(Records from a data source)

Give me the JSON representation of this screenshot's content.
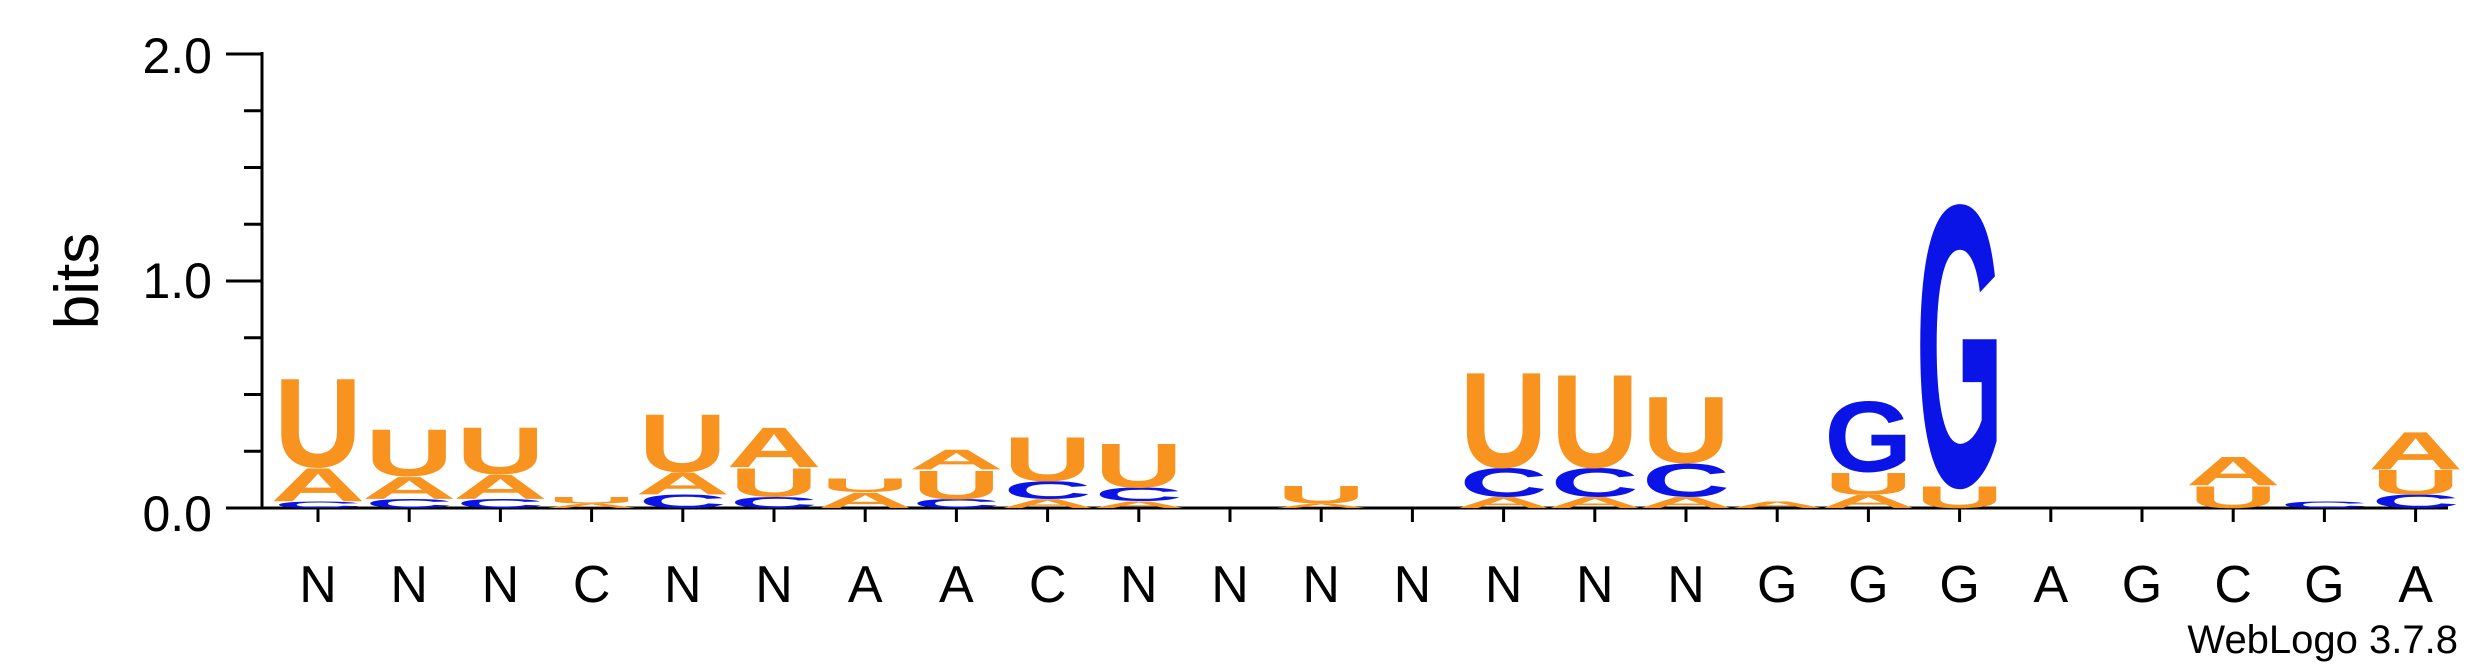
{
  "chart_data": {
    "type": "sequence-logo",
    "ylabel": "bits",
    "ylim": [
      0,
      2
    ],
    "yticks": [
      {
        "value": 0,
        "label": "0.0"
      },
      {
        "value": 1,
        "label": "1.0"
      },
      {
        "value": 2,
        "label": "2.0"
      }
    ],
    "minor_ticks_per_major": 4,
    "consensus": [
      "N",
      "N",
      "N",
      "C",
      "N",
      "N",
      "A",
      "A",
      "C",
      "N",
      "N",
      "N",
      "N",
      "N",
      "N",
      "N",
      "G",
      "G",
      "G",
      "A",
      "G",
      "C",
      "G",
      "A"
    ],
    "colors": {
      "A": "#f7931e",
      "U": "#f7931e",
      "C": "#0a14e6",
      "G": "#0a14e6"
    },
    "positions": [
      {
        "stack": [
          [
            "C",
            0.03
          ],
          [
            "A",
            0.15
          ],
          [
            "U",
            0.4
          ]
        ]
      },
      {
        "stack": [
          [
            "C",
            0.04
          ],
          [
            "A",
            0.1
          ],
          [
            "U",
            0.21
          ]
        ]
      },
      {
        "stack": [
          [
            "C",
            0.04
          ],
          [
            "A",
            0.11
          ],
          [
            "U",
            0.21
          ]
        ]
      },
      {
        "stack": [
          [
            "A",
            0.02
          ],
          [
            "U",
            0.03
          ]
        ]
      },
      {
        "stack": [
          [
            "C",
            0.06
          ],
          [
            "A",
            0.1
          ],
          [
            "U",
            0.26
          ]
        ]
      },
      {
        "stack": [
          [
            "C",
            0.05
          ],
          [
            "U",
            0.13
          ],
          [
            "A",
            0.18
          ]
        ]
      },
      {
        "stack": [
          [
            "A",
            0.07
          ],
          [
            "U",
            0.06
          ]
        ]
      },
      {
        "stack": [
          [
            "C",
            0.04
          ],
          [
            "U",
            0.13
          ],
          [
            "A",
            0.09
          ]
        ]
      },
      {
        "stack": [
          [
            "A",
            0.04
          ],
          [
            "C",
            0.08
          ],
          [
            "U",
            0.2
          ]
        ]
      },
      {
        "stack": [
          [
            "A",
            0.03
          ],
          [
            "C",
            0.06
          ],
          [
            "U",
            0.2
          ]
        ]
      },
      {
        "stack": []
      },
      {
        "stack": [
          [
            "A",
            0.02
          ],
          [
            "U",
            0.08
          ]
        ]
      },
      {
        "stack": []
      },
      {
        "stack": [
          [
            "A",
            0.05
          ],
          [
            "C",
            0.13
          ],
          [
            "U",
            0.43
          ]
        ]
      },
      {
        "stack": [
          [
            "A",
            0.05
          ],
          [
            "C",
            0.13
          ],
          [
            "U",
            0.42
          ]
        ]
      },
      {
        "stack": [
          [
            "A",
            0.05
          ],
          [
            "C",
            0.15
          ],
          [
            "U",
            0.3
          ]
        ]
      },
      {
        "stack": [
          [
            "A",
            0.03
          ]
        ]
      },
      {
        "stack": [
          [
            "A",
            0.06
          ],
          [
            "U",
            0.1
          ],
          [
            "G",
            0.32
          ]
        ]
      },
      {
        "stack": [
          [
            "U",
            0.1
          ],
          [
            "G",
            1.27
          ]
        ]
      },
      {
        "stack": []
      },
      {
        "stack": []
      },
      {
        "stack": [
          [
            "U",
            0.1
          ],
          [
            "A",
            0.13
          ]
        ]
      },
      {
        "stack": [
          [
            "C",
            0.03
          ]
        ]
      },
      {
        "stack": [
          [
            "C",
            0.06
          ],
          [
            "U",
            0.11
          ],
          [
            "A",
            0.17
          ]
        ]
      }
    ]
  },
  "credit": "WebLogo 3.7.8"
}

→ **Problem details**
Make an exact copy of the listing above. Do not include the pictures.

→ **Exercise solution**
Give me the JSON representation of this screenshot's content.
{
  "chart_data": {
    "type": "sequence-logo",
    "ylabel": "bits",
    "ylim": [
      0,
      2
    ],
    "yticks": [
      {
        "value": 0,
        "label": "0.0"
      },
      {
        "value": 1,
        "label": "1.0"
      },
      {
        "value": 2,
        "label": "2.0"
      }
    ],
    "minor_ticks_per_major": 4,
    "consensus": [
      "N",
      "N",
      "N",
      "C",
      "N",
      "N",
      "A",
      "A",
      "C",
      "N",
      "N",
      "N",
      "N",
      "N",
      "N",
      "N",
      "G",
      "G",
      "G",
      "A",
      "G",
      "C",
      "G",
      "A"
    ],
    "colors": {
      "A": "#f7931e",
      "U": "#f7931e",
      "C": "#0a14e6",
      "G": "#0a14e6"
    },
    "positions": [
      {
        "stack": [
          [
            "C",
            0.03
          ],
          [
            "A",
            0.15
          ],
          [
            "U",
            0.4
          ]
        ]
      },
      {
        "stack": [
          [
            "C",
            0.04
          ],
          [
            "A",
            0.1
          ],
          [
            "U",
            0.21
          ]
        ]
      },
      {
        "stack": [
          [
            "C",
            0.04
          ],
          [
            "A",
            0.11
          ],
          [
            "U",
            0.21
          ]
        ]
      },
      {
        "stack": [
          [
            "A",
            0.02
          ],
          [
            "U",
            0.03
          ]
        ]
      },
      {
        "stack": [
          [
            "C",
            0.06
          ],
          [
            "A",
            0.1
          ],
          [
            "U",
            0.26
          ]
        ]
      },
      {
        "stack": [
          [
            "C",
            0.05
          ],
          [
            "U",
            0.13
          ],
          [
            "A",
            0.18
          ]
        ]
      },
      {
        "stack": [
          [
            "A",
            0.07
          ],
          [
            "U",
            0.06
          ]
        ]
      },
      {
        "stack": [
          [
            "C",
            0.04
          ],
          [
            "U",
            0.13
          ],
          [
            "A",
            0.09
          ]
        ]
      },
      {
        "stack": [
          [
            "A",
            0.04
          ],
          [
            "C",
            0.08
          ],
          [
            "U",
            0.2
          ]
        ]
      },
      {
        "stack": [
          [
            "A",
            0.03
          ],
          [
            "C",
            0.06
          ],
          [
            "U",
            0.2
          ]
        ]
      },
      {
        "stack": []
      },
      {
        "stack": [
          [
            "A",
            0.02
          ],
          [
            "U",
            0.08
          ]
        ]
      },
      {
        "stack": []
      },
      {
        "stack": [
          [
            "A",
            0.05
          ],
          [
            "C",
            0.13
          ],
          [
            "U",
            0.43
          ]
        ]
      },
      {
        "stack": [
          [
            "A",
            0.05
          ],
          [
            "C",
            0.13
          ],
          [
            "U",
            0.42
          ]
        ]
      },
      {
        "stack": [
          [
            "A",
            0.05
          ],
          [
            "C",
            0.15
          ],
          [
            "U",
            0.3
          ]
        ]
      },
      {
        "stack": [
          [
            "A",
            0.03
          ]
        ]
      },
      {
        "stack": [
          [
            "A",
            0.06
          ],
          [
            "U",
            0.1
          ],
          [
            "G",
            0.32
          ]
        ]
      },
      {
        "stack": [
          [
            "U",
            0.1
          ],
          [
            "G",
            1.27
          ]
        ]
      },
      {
        "stack": []
      },
      {
        "stack": []
      },
      {
        "stack": [
          [
            "U",
            0.1
          ],
          [
            "A",
            0.13
          ]
        ]
      },
      {
        "stack": [
          [
            "C",
            0.03
          ]
        ]
      },
      {
        "stack": [
          [
            "C",
            0.06
          ],
          [
            "U",
            0.11
          ],
          [
            "A",
            0.17
          ]
        ]
      }
    ]
  },
  "credit": "WebLogo 3.7.8"
}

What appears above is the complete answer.